Task description:
Revise the material below, replacing every "chevron-up-icon" with "caret-up-icon" and leaving everything else unchanged. Omit the picture from your version.

Records to use:
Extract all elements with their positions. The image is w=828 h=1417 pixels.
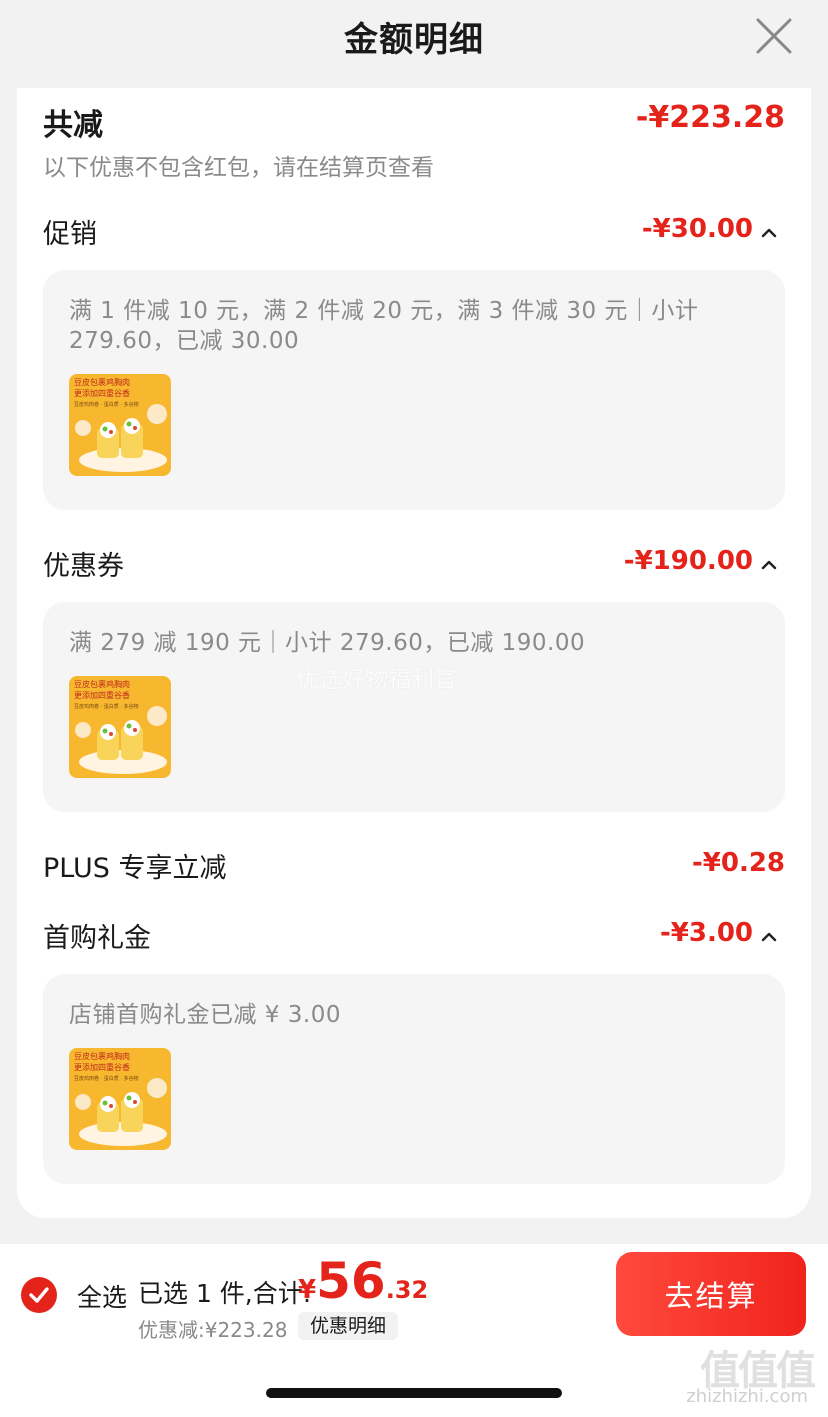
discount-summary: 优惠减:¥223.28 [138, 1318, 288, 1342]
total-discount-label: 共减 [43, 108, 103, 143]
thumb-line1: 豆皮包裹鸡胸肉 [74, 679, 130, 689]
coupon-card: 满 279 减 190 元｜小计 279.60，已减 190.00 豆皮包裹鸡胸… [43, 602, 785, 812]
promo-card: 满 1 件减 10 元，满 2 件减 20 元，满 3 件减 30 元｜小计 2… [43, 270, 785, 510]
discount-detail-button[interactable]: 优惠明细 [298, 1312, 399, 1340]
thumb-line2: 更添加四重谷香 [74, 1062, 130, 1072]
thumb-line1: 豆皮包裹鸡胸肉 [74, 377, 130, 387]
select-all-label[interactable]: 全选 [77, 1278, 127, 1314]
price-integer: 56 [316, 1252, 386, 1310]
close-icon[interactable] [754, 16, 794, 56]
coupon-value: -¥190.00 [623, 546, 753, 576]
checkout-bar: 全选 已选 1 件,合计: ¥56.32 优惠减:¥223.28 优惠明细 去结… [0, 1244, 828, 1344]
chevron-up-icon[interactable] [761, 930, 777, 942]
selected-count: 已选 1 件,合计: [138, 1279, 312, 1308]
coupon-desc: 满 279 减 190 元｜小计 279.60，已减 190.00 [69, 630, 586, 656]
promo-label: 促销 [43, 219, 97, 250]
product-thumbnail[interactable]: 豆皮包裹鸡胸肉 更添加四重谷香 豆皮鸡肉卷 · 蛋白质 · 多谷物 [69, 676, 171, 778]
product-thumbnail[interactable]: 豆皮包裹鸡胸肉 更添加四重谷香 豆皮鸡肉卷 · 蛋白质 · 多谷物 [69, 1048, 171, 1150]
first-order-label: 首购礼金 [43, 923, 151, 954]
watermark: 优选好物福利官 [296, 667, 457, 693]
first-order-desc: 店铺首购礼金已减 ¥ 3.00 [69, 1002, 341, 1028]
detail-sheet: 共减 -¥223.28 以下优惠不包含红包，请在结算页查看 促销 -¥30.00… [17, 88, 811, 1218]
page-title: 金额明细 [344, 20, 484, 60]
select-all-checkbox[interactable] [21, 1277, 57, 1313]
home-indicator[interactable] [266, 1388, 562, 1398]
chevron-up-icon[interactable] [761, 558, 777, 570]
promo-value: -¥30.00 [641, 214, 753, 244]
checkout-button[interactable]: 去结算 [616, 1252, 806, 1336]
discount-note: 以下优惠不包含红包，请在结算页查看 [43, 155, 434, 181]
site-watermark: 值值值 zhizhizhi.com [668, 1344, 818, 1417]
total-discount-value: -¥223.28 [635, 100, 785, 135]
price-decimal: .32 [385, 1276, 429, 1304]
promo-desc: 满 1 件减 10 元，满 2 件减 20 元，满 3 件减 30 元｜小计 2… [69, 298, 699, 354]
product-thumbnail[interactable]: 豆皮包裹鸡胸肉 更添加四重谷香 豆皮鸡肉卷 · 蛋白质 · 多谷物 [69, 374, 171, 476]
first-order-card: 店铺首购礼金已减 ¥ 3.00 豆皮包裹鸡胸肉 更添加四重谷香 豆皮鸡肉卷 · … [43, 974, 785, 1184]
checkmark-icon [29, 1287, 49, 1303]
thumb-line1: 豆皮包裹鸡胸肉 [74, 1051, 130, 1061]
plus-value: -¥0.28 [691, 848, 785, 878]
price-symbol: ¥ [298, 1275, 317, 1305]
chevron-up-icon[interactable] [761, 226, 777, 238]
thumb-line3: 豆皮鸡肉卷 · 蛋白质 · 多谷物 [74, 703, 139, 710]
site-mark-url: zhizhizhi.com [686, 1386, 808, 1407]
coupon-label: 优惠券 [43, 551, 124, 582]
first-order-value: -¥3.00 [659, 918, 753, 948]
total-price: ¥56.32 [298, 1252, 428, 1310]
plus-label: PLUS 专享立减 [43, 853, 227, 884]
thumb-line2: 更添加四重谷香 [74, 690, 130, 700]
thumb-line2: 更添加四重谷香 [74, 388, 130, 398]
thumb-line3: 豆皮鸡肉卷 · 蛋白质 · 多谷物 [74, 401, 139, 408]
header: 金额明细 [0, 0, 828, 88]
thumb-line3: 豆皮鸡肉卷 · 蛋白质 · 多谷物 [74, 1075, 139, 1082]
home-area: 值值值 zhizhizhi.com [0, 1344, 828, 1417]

Exercise output:
Extract all elements with their positions. The image is w=828 h=1417 pixels.
discount-summary: 优惠减:¥223.28 [138, 1318, 288, 1342]
total-discount-label: 共减 [43, 108, 103, 143]
thumb-line1: 豆皮包裹鸡胸肉 [74, 679, 130, 689]
coupon-card: 满 279 减 190 元｜小计 279.60，已减 190.00 豆皮包裹鸡胸… [43, 602, 785, 812]
promo-card: 满 1 件减 10 元，满 2 件减 20 元，满 3 件减 30 元｜小计 2… [43, 270, 785, 510]
discount-detail-button[interactable]: 优惠明细 [298, 1312, 399, 1340]
thumb-line2: 更添加四重谷香 [74, 1062, 130, 1072]
thumb-line1: 豆皮包裹鸡胸肉 [74, 377, 130, 387]
select-all-label[interactable]: 全选 [77, 1278, 127, 1314]
price-integer: 56 [316, 1252, 386, 1310]
close-icon[interactable] [754, 16, 794, 56]
coupon-value: -¥190.00 [623, 546, 753, 576]
checkout-bar: 全选 已选 1 件,合计: ¥56.32 优惠减:¥223.28 优惠明细 去结… [0, 1244, 828, 1344]
caret-up-icon[interactable] [761, 930, 777, 942]
selected-count: 已选 1 件,合计: [138, 1279, 312, 1308]
coupon-desc: 满 279 减 190 元｜小计 279.60，已减 190.00 [69, 630, 586, 656]
promo-label: 促销 [43, 219, 97, 250]
product-thumbnail[interactable]: 豆皮包裹鸡胸肉 更添加四重谷香 豆皮鸡肉卷 · 蛋白质 · 多谷物 [69, 676, 171, 778]
product-thumbnail[interactable]: 豆皮包裹鸡胸肉 更添加四重谷香 豆皮鸡肉卷 · 蛋白质 · 多谷物 [69, 1048, 171, 1150]
first-order-label: 首购礼金 [43, 923, 151, 954]
watermark: 优选好物福利官 [296, 667, 457, 693]
first-order-desc: 店铺首购礼金已减 ¥ 3.00 [69, 1002, 341, 1028]
detail-sheet: 共减 -¥223.28 以下优惠不包含红包，请在结算页查看 促销 -¥30.00… [17, 88, 811, 1218]
page-title: 金额明细 [344, 20, 484, 60]
select-all-checkbox[interactable] [21, 1277, 57, 1313]
home-indicator[interactable] [266, 1388, 562, 1398]
caret-up-icon[interactable] [761, 558, 777, 570]
promo-value: -¥30.00 [641, 214, 753, 244]
checkout-button[interactable]: 去结算 [616, 1252, 806, 1336]
discount-note: 以下优惠不包含红包，请在结算页查看 [43, 155, 434, 181]
site-watermark: 值值值 zhizhizhi.com [668, 1344, 818, 1417]
total-discount-value: -¥223.28 [635, 100, 785, 135]
price-decimal: .32 [385, 1276, 429, 1304]
promo-desc: 满 1 件减 10 元，满 2 件减 20 元，满 3 件减 30 元｜小计 2… [69, 298, 699, 354]
product-thumbnail[interactable]: 豆皮包裹鸡胸肉 更添加四重谷香 豆皮鸡肉卷 · 蛋白质 · 多谷物 [69, 374, 171, 476]
first-order-card: 店铺首购礼金已减 ¥ 3.00 豆皮包裹鸡胸肉 更添加四重谷香 豆皮鸡肉卷 · … [43, 974, 785, 1184]
checkmark-icon [29, 1287, 49, 1303]
thumb-line1: 豆皮包裹鸡胸肉 [74, 1051, 130, 1061]
plus-value: -¥0.28 [691, 848, 785, 878]
price-symbol: ¥ [298, 1275, 317, 1305]
caret-up-icon[interactable] [761, 226, 777, 238]
thumb-line3: 豆皮鸡肉卷 · 蛋白质 · 多谷物 [74, 703, 139, 710]
site-mark-url: zhizhizhi.com [686, 1386, 808, 1407]
coupon-label: 优惠券 [43, 551, 124, 582]
first-order-value: -¥3.00 [659, 918, 753, 948]
total-price: ¥56.32 [298, 1252, 428, 1310]
plus-label: PLUS 专享立减 [43, 853, 227, 884]
thumb-line2: 更添加四重谷香 [74, 690, 130, 700]
thumb-line2: 更添加四重谷香 [74, 388, 130, 398]
thumb-line3: 豆皮鸡肉卷 · 蛋白质 · 多谷物 [74, 401, 139, 408]
header: 金额明细 [0, 0, 828, 88]
thumb-line3: 豆皮鸡肉卷 · 蛋白质 · 多谷物 [74, 1075, 139, 1082]
home-area: 值值值 zhizhizhi.com [0, 1344, 828, 1417]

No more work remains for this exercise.